◆ Short problem
Extract the complete data exactly as given.

◆ Information given
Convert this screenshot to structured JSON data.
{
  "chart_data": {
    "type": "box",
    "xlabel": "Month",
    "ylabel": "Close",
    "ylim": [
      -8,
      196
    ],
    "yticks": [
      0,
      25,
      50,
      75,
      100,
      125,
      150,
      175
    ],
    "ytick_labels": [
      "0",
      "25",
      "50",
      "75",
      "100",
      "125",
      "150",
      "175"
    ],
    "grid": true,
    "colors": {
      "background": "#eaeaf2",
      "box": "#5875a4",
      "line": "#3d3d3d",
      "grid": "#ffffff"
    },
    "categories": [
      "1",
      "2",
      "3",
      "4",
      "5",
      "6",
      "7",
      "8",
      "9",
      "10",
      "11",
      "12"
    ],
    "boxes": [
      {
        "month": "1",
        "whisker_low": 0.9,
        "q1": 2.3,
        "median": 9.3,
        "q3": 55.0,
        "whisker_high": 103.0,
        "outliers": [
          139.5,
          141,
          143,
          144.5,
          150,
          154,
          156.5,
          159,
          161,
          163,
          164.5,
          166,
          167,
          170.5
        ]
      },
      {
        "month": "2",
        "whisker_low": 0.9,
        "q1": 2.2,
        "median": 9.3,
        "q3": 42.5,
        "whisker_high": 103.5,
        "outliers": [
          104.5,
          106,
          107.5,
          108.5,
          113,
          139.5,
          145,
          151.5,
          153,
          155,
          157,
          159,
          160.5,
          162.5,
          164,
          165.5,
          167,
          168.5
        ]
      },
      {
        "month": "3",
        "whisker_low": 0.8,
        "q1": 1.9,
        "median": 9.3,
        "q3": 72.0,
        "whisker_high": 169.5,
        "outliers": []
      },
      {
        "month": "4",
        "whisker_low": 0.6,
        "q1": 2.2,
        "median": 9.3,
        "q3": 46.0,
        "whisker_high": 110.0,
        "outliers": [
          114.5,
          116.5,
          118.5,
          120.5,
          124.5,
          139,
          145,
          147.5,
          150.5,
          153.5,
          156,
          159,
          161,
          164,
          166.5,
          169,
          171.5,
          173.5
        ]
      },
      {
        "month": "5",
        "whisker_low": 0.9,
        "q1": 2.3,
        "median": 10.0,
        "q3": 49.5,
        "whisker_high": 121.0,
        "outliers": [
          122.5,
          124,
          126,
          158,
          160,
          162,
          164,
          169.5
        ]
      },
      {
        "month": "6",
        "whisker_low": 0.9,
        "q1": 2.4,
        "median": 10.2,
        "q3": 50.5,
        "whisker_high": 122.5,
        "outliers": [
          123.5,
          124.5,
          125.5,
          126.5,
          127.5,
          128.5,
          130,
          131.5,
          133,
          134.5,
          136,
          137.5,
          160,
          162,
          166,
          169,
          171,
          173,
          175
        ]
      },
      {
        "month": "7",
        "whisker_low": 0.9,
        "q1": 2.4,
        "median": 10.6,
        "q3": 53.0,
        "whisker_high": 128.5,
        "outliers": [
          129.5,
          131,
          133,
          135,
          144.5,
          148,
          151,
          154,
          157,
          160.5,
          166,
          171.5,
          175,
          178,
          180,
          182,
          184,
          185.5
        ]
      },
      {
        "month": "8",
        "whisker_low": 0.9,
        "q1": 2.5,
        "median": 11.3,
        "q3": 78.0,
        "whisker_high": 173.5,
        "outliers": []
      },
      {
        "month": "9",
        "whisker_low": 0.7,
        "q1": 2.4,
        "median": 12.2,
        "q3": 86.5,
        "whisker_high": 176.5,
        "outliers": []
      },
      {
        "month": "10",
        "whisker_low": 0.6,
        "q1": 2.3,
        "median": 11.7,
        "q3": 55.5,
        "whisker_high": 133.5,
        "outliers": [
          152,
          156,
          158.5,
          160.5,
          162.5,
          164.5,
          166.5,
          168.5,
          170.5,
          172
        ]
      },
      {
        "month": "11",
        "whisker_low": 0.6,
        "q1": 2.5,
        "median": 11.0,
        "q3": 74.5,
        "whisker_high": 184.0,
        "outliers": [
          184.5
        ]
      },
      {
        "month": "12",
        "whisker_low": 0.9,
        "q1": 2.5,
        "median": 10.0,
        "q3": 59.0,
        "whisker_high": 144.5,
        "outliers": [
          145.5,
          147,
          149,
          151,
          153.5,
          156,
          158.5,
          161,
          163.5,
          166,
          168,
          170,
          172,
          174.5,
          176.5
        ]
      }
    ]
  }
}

◆ Full answer
Convert this screenshot to structured JSON data.
{
  "chart_data": {
    "type": "box",
    "xlabel": "Month",
    "ylabel": "Close",
    "ylim": [
      -8,
      196
    ],
    "yticks": [
      0,
      25,
      50,
      75,
      100,
      125,
      150,
      175
    ],
    "ytick_labels": [
      "0",
      "25",
      "50",
      "75",
      "100",
      "125",
      "150",
      "175"
    ],
    "grid": true,
    "colors": {
      "background": "#eaeaf2",
      "box": "#5875a4",
      "line": "#3d3d3d",
      "grid": "#ffffff"
    },
    "categories": [
      "1",
      "2",
      "3",
      "4",
      "5",
      "6",
      "7",
      "8",
      "9",
      "10",
      "11",
      "12"
    ],
    "boxes": [
      {
        "month": "1",
        "whisker_low": 0.9,
        "q1": 2.3,
        "median": 9.3,
        "q3": 55.0,
        "whisker_high": 103.0,
        "outliers": [
          139.5,
          141,
          143,
          144.5,
          150,
          154,
          156.5,
          159,
          161,
          163,
          164.5,
          166,
          167,
          170.5
        ]
      },
      {
        "month": "2",
        "whisker_low": 0.9,
        "q1": 2.2,
        "median": 9.3,
        "q3": 42.5,
        "whisker_high": 103.5,
        "outliers": [
          104.5,
          106,
          107.5,
          108.5,
          113,
          139.5,
          145,
          151.5,
          153,
          155,
          157,
          159,
          160.5,
          162.5,
          164,
          165.5,
          167,
          168.5
        ]
      },
      {
        "month": "3",
        "whisker_low": 0.8,
        "q1": 1.9,
        "median": 9.3,
        "q3": 72.0,
        "whisker_high": 169.5,
        "outliers": []
      },
      {
        "month": "4",
        "whisker_low": 0.6,
        "q1": 2.2,
        "median": 9.3,
        "q3": 46.0,
        "whisker_high": 110.0,
        "outliers": [
          114.5,
          116.5,
          118.5,
          120.5,
          124.5,
          139,
          145,
          147.5,
          150.5,
          153.5,
          156,
          159,
          161,
          164,
          166.5,
          169,
          171.5,
          173.5
        ]
      },
      {
        "month": "5",
        "whisker_low": 0.9,
        "q1": 2.3,
        "median": 10.0,
        "q3": 49.5,
        "whisker_high": 121.0,
        "outliers": [
          122.5,
          124,
          126,
          158,
          160,
          162,
          164,
          169.5
        ]
      },
      {
        "month": "6",
        "whisker_low": 0.9,
        "q1": 2.4,
        "median": 10.2,
        "q3": 50.5,
        "whisker_high": 122.5,
        "outliers": [
          123.5,
          124.5,
          125.5,
          126.5,
          127.5,
          128.5,
          130,
          131.5,
          133,
          134.5,
          136,
          137.5,
          160,
          162,
          166,
          169,
          171,
          173,
          175
        ]
      },
      {
        "month": "7",
        "whisker_low": 0.9,
        "q1": 2.4,
        "median": 10.6,
        "q3": 53.0,
        "whisker_high": 128.5,
        "outliers": [
          129.5,
          131,
          133,
          135,
          144.5,
          148,
          151,
          154,
          157,
          160.5,
          166,
          171.5,
          175,
          178,
          180,
          182,
          184,
          185.5
        ]
      },
      {
        "month": "8",
        "whisker_low": 0.9,
        "q1": 2.5,
        "median": 11.3,
        "q3": 78.0,
        "whisker_high": 173.5,
        "outliers": []
      },
      {
        "month": "9",
        "whisker_low": 0.7,
        "q1": 2.4,
        "median": 12.2,
        "q3": 86.5,
        "whisker_high": 176.5,
        "outliers": []
      },
      {
        "month": "10",
        "whisker_low": 0.6,
        "q1": 2.3,
        "median": 11.7,
        "q3": 55.5,
        "whisker_high": 133.5,
        "outliers": [
          152,
          156,
          158.5,
          160.5,
          162.5,
          164.5,
          166.5,
          168.5,
          170.5,
          172
        ]
      },
      {
        "month": "11",
        "whisker_low": 0.6,
        "q1": 2.5,
        "median": 11.0,
        "q3": 74.5,
        "whisker_high": 184.0,
        "outliers": [
          184.5
        ]
      },
      {
        "month": "12",
        "whisker_low": 0.9,
        "q1": 2.5,
        "median": 10.0,
        "q3": 59.0,
        "whisker_high": 144.5,
        "outliers": [
          145.5,
          147,
          149,
          151,
          153.5,
          156,
          158.5,
          161,
          163.5,
          166,
          168,
          170,
          172,
          174.5,
          176.5
        ]
      }
    ]
  }
}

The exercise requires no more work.